> **ВЫБРАННЫЙ ОТРЫВОК**
◆ ◆ ◆ ◆
У Запада – склонность к внешнему, «горизонтальному», материалистическому, демократичному, рассудочному, «левому»; у Востока – к внутреннему, «вертикальному», духовному, традиционному, иерархичному, «правому».
А Россия – душа, эмоции (неудивительно, что Соловьев прозрел именно образ Мировой Души). Поэтому к какому бы, левому или правому, лагерю ни принадлежали русские философы, их общая черта – одушевление предмета исследования и его мифологизация.
К примеру, Алексея Лосева (1893–1988) не устраивала механика Ньютона, поскольку «она построена на гипотезе однородного и бесконечного пространства». «Мир физики и астрономии – скучное, отвратительное, безумное марево». Лосеву не нужен «мир без родного неба».
Каков аргумент?!
◆ ◆ ◆ ◆
Записи макета
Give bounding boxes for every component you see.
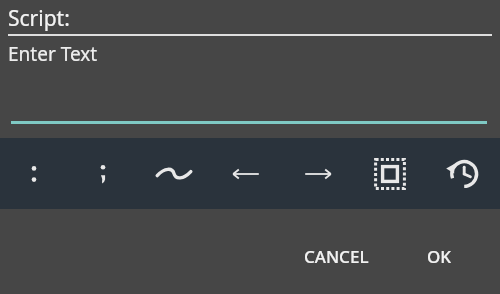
button[interactable]: History [426,138,500,209]
button[interactable]: Enter Text [8,41,500,119]
button[interactable]: OK [415,237,464,276]
button[interactable]: Semicolon [68,138,138,209]
staticText: OK [427,245,452,268]
button[interactable]: Colon [0,138,68,209]
button[interactable]: Move left [210,138,282,209]
button[interactable]: Select all [354,138,426,209]
staticText: Enter Text [8,41,98,67]
button[interactable]: Tilde [138,138,210,209]
button[interactable]: Move right [282,138,354,209]
button[interactable]: CANCEL [292,237,381,276]
staticText: Script: [8,4,70,33]
staticText: CANCEL [304,245,369,268]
◆ ◆ ◆ ◆
> **ЧТО НУЖНО**
Извлеките приведенный выше отрывок о русских философах целиком и дословно.

> **ОТВЕТ**
У Запада – склонность к внешнему, «горизонтальному», материалистическому, демократичному, рассудочному, «левому»; у Востока – к внутреннему, «вертикальному», духовному, традиционному, иерархичному, «правому».
А Россия – душа, эмоции (неудивительно, что Соловьев прозрел именно образ Мировой Души). Поэтому к какому бы, левому или правому, лагерю ни принадлежали русские философы, их общая черта – одушевление предмета исследования и его мифологизация.
К примеру, Алексея Лосева (1893–1988) не устраивала механика Ньютона, поскольку «она построена на гипотезе однородного и бесконечного пространства». «Мир физики и астрономии – скучное, отвратительное, безумное марево». Лосеву не нужен «мир без родного неба».
Каков аргумент?!